### EXERCISE INSTRUCTIONS
Would you pull out every line of the material that contains the string "Infotech"?

◇ ◇ ◇ ◇

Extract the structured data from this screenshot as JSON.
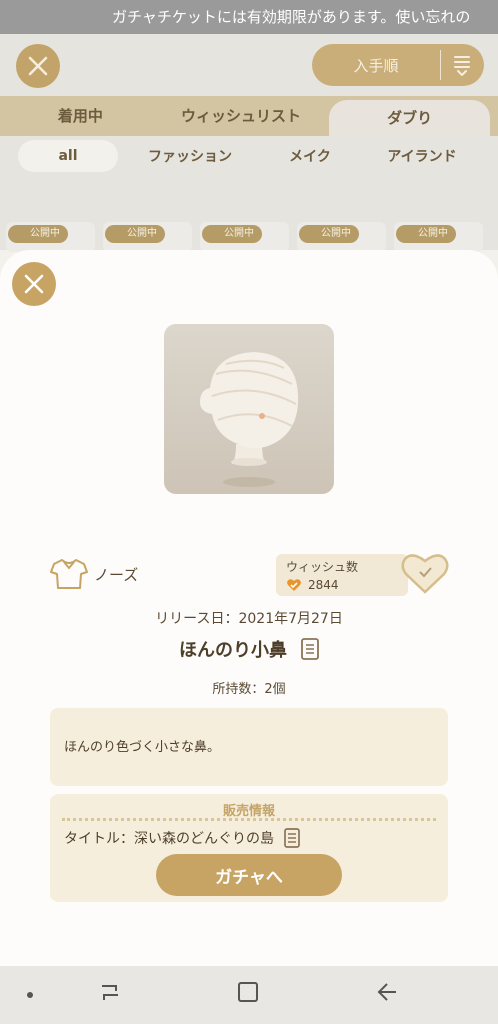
{
  "ticker": {
    "text": "ガチャチケットには有効期限があります。使い忘れの"
  },
  "header": {
    "sort_label": "入手順"
  },
  "main_tabs": [
    {
      "label": "着用中"
    },
    {
      "label": "ウィッシュリスト"
    },
    {
      "label": "ダブり"
    }
  ],
  "sub_tabs": [
    {
      "label": "all"
    },
    {
      "label": "ファッション"
    },
    {
      "label": "メイク"
    },
    {
      "label": "アイランド"
    }
  ],
  "thumbs": [
    {
      "badge": "公開中"
    },
    {
      "badge": "公開中"
    },
    {
      "badge": "公開中"
    },
    {
      "badge": "公開中"
    },
    {
      "badge": "公開中"
    }
  ],
  "item": {
    "category": "ノーズ",
    "wish_label": "ウィッシュ数",
    "wish_count": "2844",
    "release": "リリース日：2021年7月27日",
    "name": "ほんのり小鼻",
    "owned": "所持数：2個",
    "description": "ほんのり色づく小さな鼻。"
  },
  "sale": {
    "heading": "販売情報",
    "title": "タイトル：深い森のどんぐりの島",
    "button": "ガチャへ"
  },
  "colors": {
    "accent": "#c8a464",
    "panel": "#f6eedd"
  }
}
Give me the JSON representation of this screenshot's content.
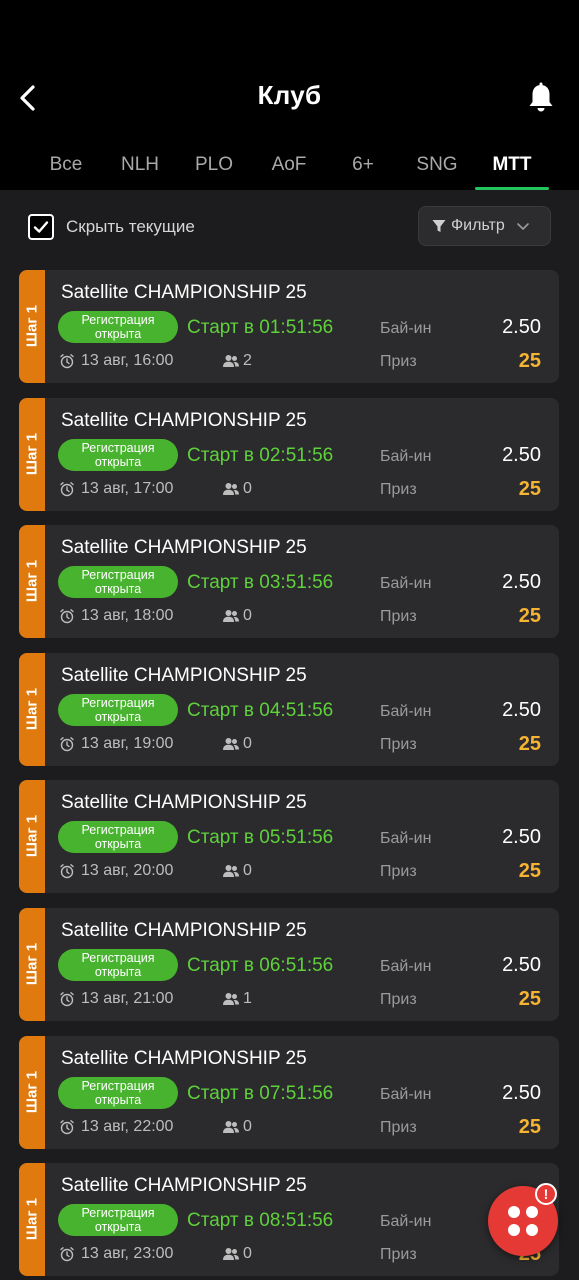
{
  "header": {
    "title": "Клуб"
  },
  "tabs": [
    "Все",
    "NLH",
    "PLO",
    "AoF",
    "6+",
    "SNG",
    "MTT"
  ],
  "active_tab": "MTT",
  "hide_current": {
    "label": "Скрыть текущие",
    "checked": true
  },
  "filter": {
    "label": "Фильтр"
  },
  "labels": {
    "step": "Шаг 1",
    "registration": "Регистрация открыта",
    "buyin": "Бай-ин",
    "prize": "Приз"
  },
  "tournaments": [
    {
      "name": "Satellite CHAMPIONSHIP 25",
      "start": "Старт в 01:51:56",
      "date": "13 авг, 16:00",
      "players": "2",
      "buyin": "2.50",
      "prize": "25"
    },
    {
      "name": "Satellite CHAMPIONSHIP 25",
      "start": "Старт в 02:51:56",
      "date": "13 авг, 17:00",
      "players": "0",
      "buyin": "2.50",
      "prize": "25"
    },
    {
      "name": "Satellite CHAMPIONSHIP 25",
      "start": "Старт в 03:51:56",
      "date": "13 авг, 18:00",
      "players": "0",
      "buyin": "2.50",
      "prize": "25"
    },
    {
      "name": "Satellite CHAMPIONSHIP 25",
      "start": "Старт в 04:51:56",
      "date": "13 авг, 19:00",
      "players": "0",
      "buyin": "2.50",
      "prize": "25"
    },
    {
      "name": "Satellite CHAMPIONSHIP 25",
      "start": "Старт в 05:51:56",
      "date": "13 авг, 20:00",
      "players": "0",
      "buyin": "2.50",
      "prize": "25"
    },
    {
      "name": "Satellite CHAMPIONSHIP 25",
      "start": "Старт в 06:51:56",
      "date": "13 авг, 21:00",
      "players": "1",
      "buyin": "2.50",
      "prize": "25"
    },
    {
      "name": "Satellite CHAMPIONSHIP 25",
      "start": "Старт в 07:51:56",
      "date": "13 авг, 22:00",
      "players": "0",
      "buyin": "2.50",
      "prize": "25"
    },
    {
      "name": "Satellite CHAMPIONSHIP 25",
      "start": "Старт в 08:51:56",
      "date": "13 авг, 23:00",
      "players": "0",
      "buyin": "2.50",
      "prize": "25"
    }
  ],
  "fab": {
    "badge": "!"
  },
  "colors": {
    "accent_green": "#22c55e",
    "start_green": "#5fd13a",
    "step_orange": "#e07a0e",
    "prize_gold": "#f5b433",
    "fab_red": "#e53935"
  }
}
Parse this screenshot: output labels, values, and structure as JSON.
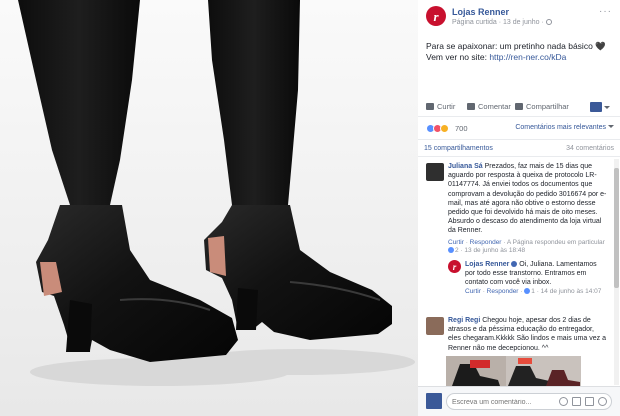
{
  "post": {
    "page_name": "Lojas Renner",
    "page_logo_letter": "r",
    "meta": "Página curtida · 13 de junho ·",
    "more": "···",
    "text_line1": "Para se apaixonar: um pretinho nada básico 🖤",
    "text_line2_prefix": "Vem ver no site: ",
    "link": "http://ren-ner.co/kDa"
  },
  "actions": {
    "like": "Curtir",
    "comment": "Comentar",
    "share": "Compartilhar"
  },
  "reactions": {
    "count": "700",
    "sort_label": "Comentários mais relevantes"
  },
  "counts": {
    "shares": "15 compartilhamentos",
    "comments": "34 comentários"
  },
  "comments": [
    {
      "author": "Juliana Sá",
      "text": " Prezados, faz mais de 15 dias que aguardo por resposta à queixa de protocolo LR-01147774. Já enviei todos os documentos que comprovam a devolução do pedido 3016674 por e-mail, mas até agora não obtive o estorno desse pedido que foi devolvido há mais de oito meses. Absurdo o descaso do atendimento da loja virtual da Renner.",
      "footer_like": "Curtir",
      "footer_reply": "Responder",
      "footer_rest": " · A Página respondeu em particular",
      "likes": "2",
      "time": "· 13 de junho às 18:48"
    },
    {
      "author": "Lojas Renner",
      "text": " Oi, Juliana. Lamentamos por todo esse transtorno. Entramos em contato com você via inbox.",
      "footer_like": "Curtir",
      "footer_reply": "Responder",
      "likes": "1",
      "time": "· 14 de junho às 14:07"
    },
    {
      "author": "Regi Regi",
      "text": " Chegou hoje, apesar dos 2 dias de atrasos e da péssima educação do entregador, eles chegaram.Kkkkk São lindos e mais uma vez a Renner não me decepcionou. ^^"
    }
  ],
  "composer": {
    "placeholder": "Escreva um comentário..."
  },
  "colors": {
    "brand_red": "#c8102e",
    "facebook_blue": "#365899"
  }
}
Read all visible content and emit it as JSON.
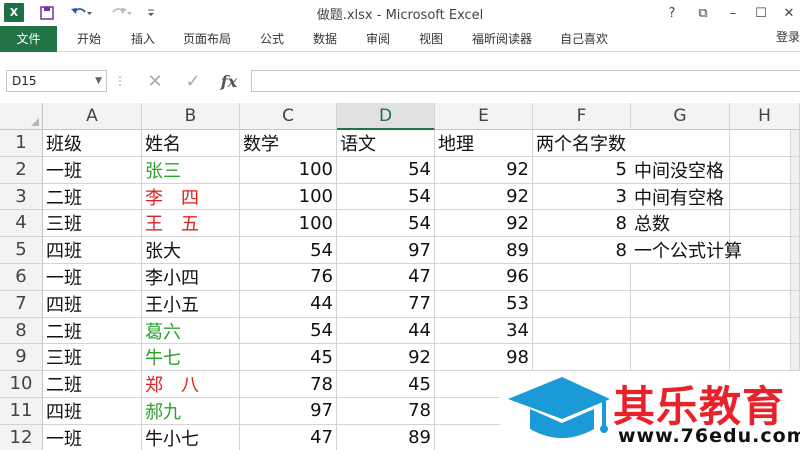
{
  "window": {
    "title": "做题.xlsx - Microsoft Excel",
    "help": "?",
    "controls": [
      "⧉",
      "–",
      "☐",
      "✕"
    ]
  },
  "ribbon": {
    "tabs": [
      "文件",
      "开始",
      "插入",
      "页面布局",
      "公式",
      "数据",
      "审阅",
      "视图",
      "福昕阅读器",
      "自己喜欢"
    ],
    "login": "登录"
  },
  "formula_bar": {
    "name_box": "D15",
    "formula": ""
  },
  "columns": [
    "A",
    "B",
    "C",
    "D",
    "E",
    "F",
    "G",
    "H"
  ],
  "selected_column": "D",
  "rows": [
    "1",
    "2",
    "3",
    "4",
    "5",
    "6",
    "7",
    "8",
    "9",
    "10",
    "11",
    "12"
  ],
  "sheet": {
    "header": [
      "班级",
      "姓名",
      "数学",
      "语文",
      "地理",
      "两个名字数"
    ],
    "data": [
      {
        "cls": "一班",
        "name": "张三",
        "name_color": "green",
        "math": "100",
        "chinese": "54",
        "geo": "92",
        "f": "5",
        "g": "中间没空格"
      },
      {
        "cls": "二班",
        "name": "李　四",
        "name_color": "red",
        "math": "100",
        "chinese": "54",
        "geo": "92",
        "f": "3",
        "g": "中间有空格"
      },
      {
        "cls": "三班",
        "name": "王　五",
        "name_color": "red",
        "math": "100",
        "chinese": "54",
        "geo": "92",
        "f": "8",
        "g": "总数"
      },
      {
        "cls": "四班",
        "name": "张大",
        "name_color": "black",
        "math": "54",
        "chinese": "97",
        "geo": "89",
        "f": "8",
        "g": "一个公式计算"
      },
      {
        "cls": "一班",
        "name": "李小四",
        "name_color": "black",
        "math": "76",
        "chinese": "47",
        "geo": "96",
        "f": "",
        "g": ""
      },
      {
        "cls": "四班",
        "name": "王小五",
        "name_color": "black",
        "math": "44",
        "chinese": "77",
        "geo": "53",
        "f": "",
        "g": ""
      },
      {
        "cls": "二班",
        "name": "葛六",
        "name_color": "green",
        "math": "54",
        "chinese": "44",
        "geo": "34",
        "f": "",
        "g": ""
      },
      {
        "cls": "三班",
        "name": "牛七",
        "name_color": "green",
        "math": "45",
        "chinese": "92",
        "geo": "98",
        "f": "",
        "g": ""
      },
      {
        "cls": "二班",
        "name": "郑　八",
        "name_color": "red",
        "math": "78",
        "chinese": "45",
        "geo": "",
        "f": "",
        "g": ""
      },
      {
        "cls": "四班",
        "name": "郝九",
        "name_color": "green",
        "math": "97",
        "chinese": "78",
        "geo": "",
        "f": "",
        "g": ""
      },
      {
        "cls": "一班",
        "name": "牛小七",
        "name_color": "black",
        "math": "47",
        "chinese": "89",
        "geo": "",
        "f": "",
        "g": ""
      }
    ]
  },
  "watermark": {
    "title": "其乐教育",
    "url": "www.76edu.com",
    "colors": {
      "brand_red": "#e8222b",
      "cap_blue": "#1a9ad6"
    }
  },
  "colors": {
    "excel_green": "#217346",
    "name_green": "#2ca02c",
    "name_red": "#e02020"
  }
}
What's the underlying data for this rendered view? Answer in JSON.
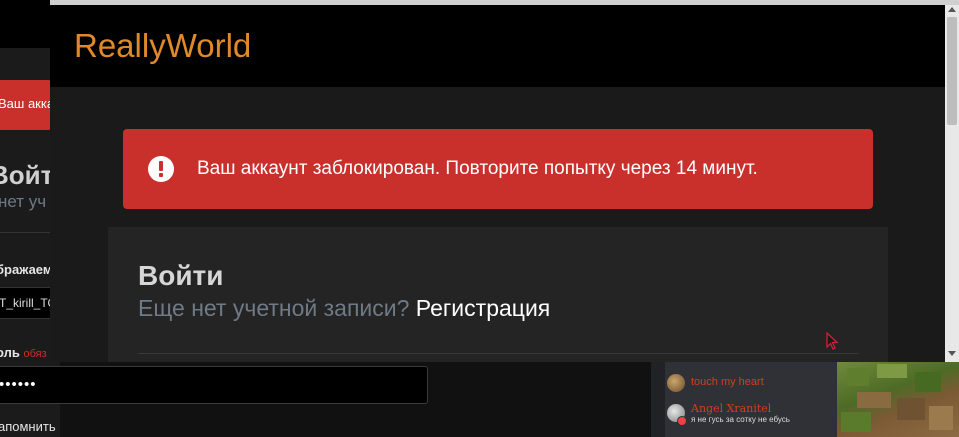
{
  "background_window": {
    "alert_text": "Ваш акка",
    "title": "Войти",
    "subtitle": "нет уч",
    "username_label": "бражаем",
    "username_value": "T_kirill_TO",
    "password_label": "оль",
    "password_required": "обяз",
    "password_value": "••••••",
    "remember_label": "апомнить"
  },
  "main_window": {
    "logo": "ReallyWorld",
    "alert": {
      "icon": "exclamation-circle-icon",
      "text": "Ваш аккаунт заблокирован. Повторите попытку через 14 минут."
    },
    "login": {
      "title": "Войти",
      "no_account_text": "Еще нет учетной записи?",
      "register_link": "Регистрация"
    }
  },
  "voice_overlay": {
    "users": [
      {
        "name": "touch my heart",
        "status": "",
        "color": "#d1401f"
      },
      {
        "name": "Angel Xranitel",
        "status": "я не гусь за сотку не ебусь",
        "color": "#d1401f"
      }
    ]
  },
  "colors": {
    "brand": "#e0892a",
    "alert": "#c9302c",
    "muted_text": "#6f7a86"
  }
}
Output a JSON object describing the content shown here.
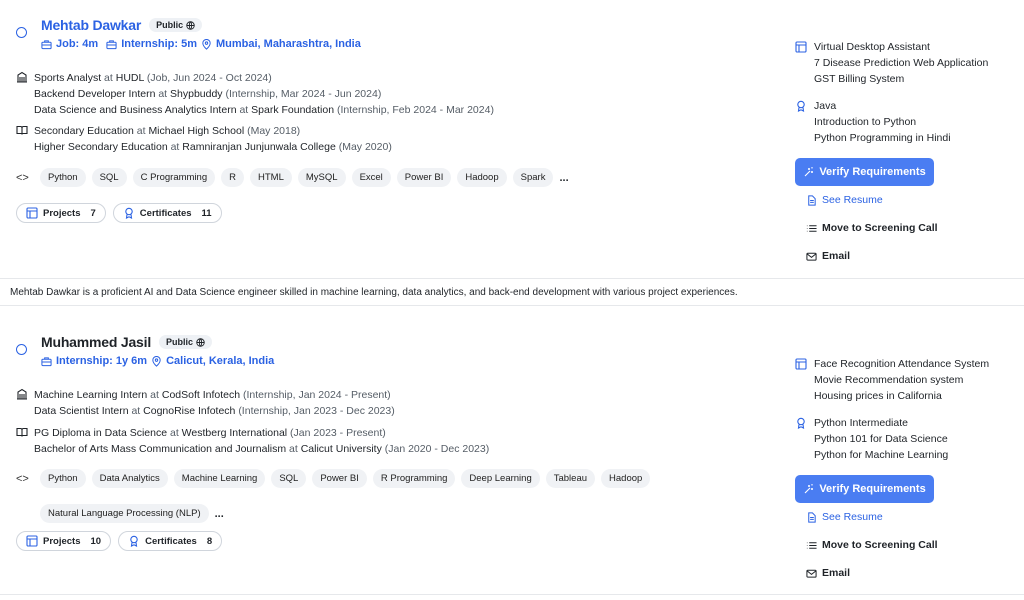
{
  "candidates": [
    {
      "name": "Mehtab Dawkar",
      "visibility": "Public",
      "meta": {
        "job": "Job: 4m",
        "internship": "Internship: 5m",
        "location": "Mumbai, Maharashtra, India"
      },
      "experience": [
        {
          "role": "Sports Analyst",
          "at": "at",
          "org": "HUDL",
          "detail": "(Job, Jun 2024 - Oct 2024)"
        },
        {
          "role": "Backend Developer Intern",
          "at": "at",
          "org": "Shypbuddy",
          "detail": "(Internship, Mar 2024 - Jun 2024)"
        },
        {
          "role": "Data Science and Business Analytics Intern",
          "at": "at",
          "org": "Spark Foundation",
          "detail": "(Internship, Feb 2024 - Mar 2024)"
        }
      ],
      "education": [
        {
          "role": "Secondary Education",
          "at": "at",
          "org": "Michael High School",
          "detail": "(May 2018)"
        },
        {
          "role": "Higher Secondary Education",
          "at": "at",
          "org": "Ramniranjan Junjunwala College",
          "detail": "(May 2020)"
        }
      ],
      "skills": [
        "Python",
        "SQL",
        "C Programming",
        "R",
        "HTML",
        "MySQL",
        "Excel",
        "Power BI",
        "Hadoop",
        "Spark"
      ],
      "projects_label": "Projects",
      "projects_count": "7",
      "certificates_label": "Certificates",
      "certificates_count": "11",
      "projects": [
        "Virtual Desktop Assistant",
        "7 Disease Prediction Web Application",
        "GST Billing System"
      ],
      "certificates": [
        "Java",
        "Introduction to Python",
        "Python Programming in Hindi"
      ],
      "summary": "Mehtab Dawkar is a proficient AI and Data Science engineer skilled in machine learning, data analytics, and back-end development with various project experiences."
    },
    {
      "name": "Muhammed Jasil",
      "visibility": "Public",
      "meta": {
        "internship": "Internship: 1y 6m",
        "location": "Calicut, Kerala, India"
      },
      "experience": [
        {
          "role": "Machine Learning Intern",
          "at": "at",
          "org": "CodSoft Infotech",
          "detail": "(Internship, Jan 2024 - Present)"
        },
        {
          "role": "Data Scientist Intern",
          "at": "at",
          "org": "CognoRise Infotech",
          "detail": "(Internship, Jan 2023 - Dec 2023)"
        }
      ],
      "education": [
        {
          "role": "PG Diploma in Data Science",
          "at": "at",
          "org": "Westberg International",
          "detail": "(Jan 2023 - Present)"
        },
        {
          "role": "Bachelor of Arts Mass Communication and Journalism",
          "at": "at",
          "org": "Calicut University",
          "detail": "(Jan 2020 - Dec 2023)"
        }
      ],
      "skills": [
        "Python",
        "Data Analytics",
        "Machine Learning",
        "SQL",
        "Power BI",
        "R Programming",
        "Deep Learning",
        "Tableau",
        "Hadoop",
        "Natural Language Processing (NLP)"
      ],
      "projects_label": "Projects",
      "projects_count": "10",
      "certificates_label": "Certificates",
      "certificates_count": "8",
      "projects": [
        "Face Recognition Attendance System",
        "Movie Recommendation system",
        "Housing prices in California"
      ],
      "certificates": [
        "Python Intermediate",
        "Python 101 for Data Science",
        "Python for Machine Learning"
      ]
    }
  ],
  "more": "...",
  "actions": {
    "verify": "Verify Requirements",
    "resume": "See Resume",
    "screening": "Move to Screening Call",
    "email": "Email"
  }
}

◇ ◇ ◇ ◇

### FINISHED ANSWER
          "org": "CodSoft Infotech",
          "org": "CognoRise Infotech",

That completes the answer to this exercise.